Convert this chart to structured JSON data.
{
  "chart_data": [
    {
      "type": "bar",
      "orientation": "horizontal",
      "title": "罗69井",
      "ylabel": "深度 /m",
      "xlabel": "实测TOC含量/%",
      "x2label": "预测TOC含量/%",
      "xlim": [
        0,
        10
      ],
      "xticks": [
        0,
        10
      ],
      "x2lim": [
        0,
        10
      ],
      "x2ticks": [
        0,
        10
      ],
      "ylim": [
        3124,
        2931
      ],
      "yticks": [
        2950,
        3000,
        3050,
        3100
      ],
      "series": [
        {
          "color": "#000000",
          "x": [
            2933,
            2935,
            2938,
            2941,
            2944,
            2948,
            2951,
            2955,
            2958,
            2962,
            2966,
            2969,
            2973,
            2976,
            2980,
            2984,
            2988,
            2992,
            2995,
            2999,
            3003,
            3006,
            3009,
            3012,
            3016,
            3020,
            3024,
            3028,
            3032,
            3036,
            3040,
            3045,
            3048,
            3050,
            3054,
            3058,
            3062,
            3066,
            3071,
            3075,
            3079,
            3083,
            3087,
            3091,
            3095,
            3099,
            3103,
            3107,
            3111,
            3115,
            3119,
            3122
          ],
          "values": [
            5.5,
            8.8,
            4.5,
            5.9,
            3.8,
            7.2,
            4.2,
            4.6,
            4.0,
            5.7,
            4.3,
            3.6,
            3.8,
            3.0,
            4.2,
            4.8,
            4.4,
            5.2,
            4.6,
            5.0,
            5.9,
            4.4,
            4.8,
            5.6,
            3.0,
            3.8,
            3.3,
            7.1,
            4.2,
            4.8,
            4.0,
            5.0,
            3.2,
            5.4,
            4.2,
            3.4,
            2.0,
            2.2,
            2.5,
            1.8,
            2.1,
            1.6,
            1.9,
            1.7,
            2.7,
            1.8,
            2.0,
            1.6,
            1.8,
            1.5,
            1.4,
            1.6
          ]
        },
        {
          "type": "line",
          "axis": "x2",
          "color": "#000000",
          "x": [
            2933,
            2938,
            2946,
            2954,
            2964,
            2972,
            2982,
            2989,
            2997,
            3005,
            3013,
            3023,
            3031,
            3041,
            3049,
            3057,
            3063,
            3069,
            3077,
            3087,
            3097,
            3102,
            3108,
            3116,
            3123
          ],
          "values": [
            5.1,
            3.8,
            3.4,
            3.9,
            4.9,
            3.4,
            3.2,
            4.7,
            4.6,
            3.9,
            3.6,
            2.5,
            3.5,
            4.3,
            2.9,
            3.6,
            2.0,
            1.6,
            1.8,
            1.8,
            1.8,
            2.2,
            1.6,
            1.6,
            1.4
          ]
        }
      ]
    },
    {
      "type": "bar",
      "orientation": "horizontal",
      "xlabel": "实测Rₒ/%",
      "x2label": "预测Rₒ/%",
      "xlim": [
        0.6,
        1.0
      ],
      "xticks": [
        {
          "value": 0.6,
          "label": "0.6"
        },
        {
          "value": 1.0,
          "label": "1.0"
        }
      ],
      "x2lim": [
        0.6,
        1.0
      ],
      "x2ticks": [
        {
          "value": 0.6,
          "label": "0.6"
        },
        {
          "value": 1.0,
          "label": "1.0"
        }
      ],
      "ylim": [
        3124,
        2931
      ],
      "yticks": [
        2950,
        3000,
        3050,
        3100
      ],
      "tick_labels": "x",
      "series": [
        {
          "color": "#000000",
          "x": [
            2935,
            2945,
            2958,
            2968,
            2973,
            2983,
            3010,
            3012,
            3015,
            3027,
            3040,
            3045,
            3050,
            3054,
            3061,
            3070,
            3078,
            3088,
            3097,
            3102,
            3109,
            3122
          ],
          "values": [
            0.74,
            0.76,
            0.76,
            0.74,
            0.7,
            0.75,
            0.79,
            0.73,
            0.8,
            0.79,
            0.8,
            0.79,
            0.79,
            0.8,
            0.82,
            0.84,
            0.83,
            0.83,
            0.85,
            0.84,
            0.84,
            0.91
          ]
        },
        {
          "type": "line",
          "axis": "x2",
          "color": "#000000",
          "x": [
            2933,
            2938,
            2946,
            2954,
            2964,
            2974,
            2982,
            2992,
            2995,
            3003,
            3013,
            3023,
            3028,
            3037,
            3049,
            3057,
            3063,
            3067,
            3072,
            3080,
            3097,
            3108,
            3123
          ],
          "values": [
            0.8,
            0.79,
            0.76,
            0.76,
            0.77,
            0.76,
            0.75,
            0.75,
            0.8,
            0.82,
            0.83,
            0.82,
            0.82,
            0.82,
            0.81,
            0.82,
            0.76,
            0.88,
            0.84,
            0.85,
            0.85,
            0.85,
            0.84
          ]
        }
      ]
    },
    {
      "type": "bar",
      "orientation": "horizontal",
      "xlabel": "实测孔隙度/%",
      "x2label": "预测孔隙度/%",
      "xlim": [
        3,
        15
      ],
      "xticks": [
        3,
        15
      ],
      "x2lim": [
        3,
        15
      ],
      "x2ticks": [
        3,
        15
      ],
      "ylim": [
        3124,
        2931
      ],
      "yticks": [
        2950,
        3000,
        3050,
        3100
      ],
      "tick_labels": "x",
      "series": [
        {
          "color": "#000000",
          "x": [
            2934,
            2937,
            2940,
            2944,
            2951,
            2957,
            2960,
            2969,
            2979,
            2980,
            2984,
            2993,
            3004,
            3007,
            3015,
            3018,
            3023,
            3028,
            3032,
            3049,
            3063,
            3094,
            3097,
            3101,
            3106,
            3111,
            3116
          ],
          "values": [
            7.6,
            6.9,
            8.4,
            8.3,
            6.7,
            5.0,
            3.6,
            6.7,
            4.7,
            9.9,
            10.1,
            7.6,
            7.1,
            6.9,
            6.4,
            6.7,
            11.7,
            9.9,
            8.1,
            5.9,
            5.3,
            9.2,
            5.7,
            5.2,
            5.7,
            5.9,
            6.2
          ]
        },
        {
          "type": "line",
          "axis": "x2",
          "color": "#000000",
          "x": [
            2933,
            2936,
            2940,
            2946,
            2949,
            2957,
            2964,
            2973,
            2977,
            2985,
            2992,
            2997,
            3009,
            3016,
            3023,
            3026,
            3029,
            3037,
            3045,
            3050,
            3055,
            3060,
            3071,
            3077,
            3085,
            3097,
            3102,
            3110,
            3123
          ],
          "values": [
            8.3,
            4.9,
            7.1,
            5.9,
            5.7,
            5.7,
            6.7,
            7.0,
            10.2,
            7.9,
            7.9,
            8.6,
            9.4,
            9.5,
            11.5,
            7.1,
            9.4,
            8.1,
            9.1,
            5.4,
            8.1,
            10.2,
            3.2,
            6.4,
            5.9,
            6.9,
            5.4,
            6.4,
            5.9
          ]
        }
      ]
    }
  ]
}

··········

Retype the entries exactly, including every line.

- WRITTEN REPLY
Convert this chart to structured JSON data.
{
  "chart_data": [
    {
      "type": "bar",
      "orientation": "horizontal",
      "title": "罗69井",
      "ylabel": "深度 /m",
      "xlabel": "实测TOC含量/%",
      "x2label": "预测TOC含量/%",
      "xlim": [
        0,
        10
      ],
      "xticks": [
        0,
        10
      ],
      "x2lim": [
        0,
        10
      ],
      "x2ticks": [
        0,
        10
      ],
      "ylim": [
        3124,
        2931
      ],
      "yticks": [
        2950,
        3000,
        3050,
        3100
      ],
      "series": [
        {
          "color": "#000000",
          "x": [
            2933,
            2935,
            2938,
            2941,
            2944,
            2948,
            2951,
            2955,
            2958,
            2962,
            2966,
            2969,
            2973,
            2976,
            2980,
            2984,
            2988,
            2992,
            2995,
            2999,
            3003,
            3006,
            3009,
            3012,
            3016,
            3020,
            3024,
            3028,
            3032,
            3036,
            3040,
            3045,
            3048,
            3050,
            3054,
            3058,
            3062,
            3066,
            3071,
            3075,
            3079,
            3083,
            3087,
            3091,
            3095,
            3099,
            3103,
            3107,
            3111,
            3115,
            3119,
            3122
          ],
          "values": [
            5.5,
            8.8,
            4.5,
            5.9,
            3.8,
            7.2,
            4.2,
            4.6,
            4.0,
            5.7,
            4.3,
            3.6,
            3.8,
            3.0,
            4.2,
            4.8,
            4.4,
            5.2,
            4.6,
            5.0,
            5.9,
            4.4,
            4.8,
            5.6,
            3.0,
            3.8,
            3.3,
            7.1,
            4.2,
            4.8,
            4.0,
            5.0,
            3.2,
            5.4,
            4.2,
            3.4,
            2.0,
            2.2,
            2.5,
            1.8,
            2.1,
            1.6,
            1.9,
            1.7,
            2.7,
            1.8,
            2.0,
            1.6,
            1.8,
            1.5,
            1.4,
            1.6
          ]
        },
        {
          "type": "line",
          "axis": "x2",
          "color": "#000000",
          "x": [
            2933,
            2938,
            2946,
            2954,
            2964,
            2972,
            2982,
            2989,
            2997,
            3005,
            3013,
            3023,
            3031,
            3041,
            3049,
            3057,
            3063,
            3069,
            3077,
            3087,
            3097,
            3102,
            3108,
            3116,
            3123
          ],
          "values": [
            5.1,
            3.8,
            3.4,
            3.9,
            4.9,
            3.4,
            3.2,
            4.7,
            4.6,
            3.9,
            3.6,
            2.5,
            3.5,
            4.3,
            2.9,
            3.6,
            2.0,
            1.6,
            1.8,
            1.8,
            1.8,
            2.2,
            1.6,
            1.6,
            1.4
          ]
        }
      ]
    },
    {
      "type": "bar",
      "orientation": "horizontal",
      "xlabel": "实测Rₒ/%",
      "x2label": "预测Rₒ/%",
      "xlim": [
        0.6,
        1.0
      ],
      "xticks": [
        {
          "value": 0.6,
          "label": "0.6"
        },
        {
          "value": 1.0,
          "label": "1.0"
        }
      ],
      "x2lim": [
        0.6,
        1.0
      ],
      "x2ticks": [
        {
          "value": 0.6,
          "label": "0.6"
        },
        {
          "value": 1.0,
          "label": "1.0"
        }
      ],
      "ylim": [
        3124,
        2931
      ],
      "yticks": [
        2950,
        3000,
        3050,
        3100
      ],
      "tick_labels": "x",
      "series": [
        {
          "color": "#000000",
          "x": [
            2935,
            2945,
            2958,
            2968,
            2973,
            2983,
            3010,
            3012,
            3015,
            3027,
            3040,
            3045,
            3050,
            3054,
            3061,
            3070,
            3078,
            3088,
            3097,
            3102,
            3109,
            3122
          ],
          "values": [
            0.74,
            0.76,
            0.76,
            0.74,
            0.7,
            0.75,
            0.79,
            0.73,
            0.8,
            0.79,
            0.8,
            0.79,
            0.79,
            0.8,
            0.82,
            0.84,
            0.83,
            0.83,
            0.85,
            0.84,
            0.84,
            0.91
          ]
        },
        {
          "type": "line",
          "axis": "x2",
          "color": "#000000",
          "x": [
            2933,
            2938,
            2946,
            2954,
            2964,
            2974,
            2982,
            2992,
            2995,
            3003,
            3013,
            3023,
            3028,
            3037,
            3049,
            3057,
            3063,
            3067,
            3072,
            3080,
            3097,
            3108,
            3123
          ],
          "values": [
            0.8,
            0.79,
            0.76,
            0.76,
            0.77,
            0.76,
            0.75,
            0.75,
            0.8,
            0.82,
            0.83,
            0.82,
            0.82,
            0.82,
            0.81,
            0.82,
            0.76,
            0.88,
            0.84,
            0.85,
            0.85,
            0.85,
            0.84
          ]
        }
      ]
    },
    {
      "type": "bar",
      "orientation": "horizontal",
      "xlabel": "实测孔隙度/%",
      "x2label": "预测孔隙度/%",
      "xlim": [
        3,
        15
      ],
      "xticks": [
        3,
        15
      ],
      "x2lim": [
        3,
        15
      ],
      "x2ticks": [
        3,
        15
      ],
      "ylim": [
        3124,
        2931
      ],
      "yticks": [
        2950,
        3000,
        3050,
        3100
      ],
      "tick_labels": "x",
      "series": [
        {
          "color": "#000000",
          "x": [
            2934,
            2937,
            2940,
            2944,
            2951,
            2957,
            2960,
            2969,
            2979,
            2980,
            2984,
            2993,
            3004,
            3007,
            3015,
            3018,
            3023,
            3028,
            3032,
            3049,
            3063,
            3094,
            3097,
            3101,
            3106,
            3111,
            3116
          ],
          "values": [
            7.6,
            6.9,
            8.4,
            8.3,
            6.7,
            5.0,
            3.6,
            6.7,
            4.7,
            9.9,
            10.1,
            7.6,
            7.1,
            6.9,
            6.4,
            6.7,
            11.7,
            9.9,
            8.1,
            5.9,
            5.3,
            9.2,
            5.7,
            5.2,
            5.7,
            5.9,
            6.2
          ]
        },
        {
          "type": "line",
          "axis": "x2",
          "color": "#000000",
          "x": [
            2933,
            2936,
            2940,
            2946,
            2949,
            2957,
            2964,
            2973,
            2977,
            2985,
            2992,
            2997,
            3009,
            3016,
            3023,
            3026,
            3029,
            3037,
            3045,
            3050,
            3055,
            3060,
            3071,
            3077,
            3085,
            3097,
            3102,
            3110,
            3123
          ],
          "values": [
            8.3,
            4.9,
            7.1,
            5.9,
            5.7,
            5.7,
            6.7,
            7.0,
            10.2,
            7.9,
            7.9,
            8.6,
            9.4,
            9.5,
            11.5,
            7.1,
            9.4,
            8.1,
            9.1,
            5.4,
            8.1,
            10.2,
            3.2,
            6.4,
            5.9,
            6.9,
            5.4,
            6.4,
            5.9
          ]
        }
      ]
    }
  ]
}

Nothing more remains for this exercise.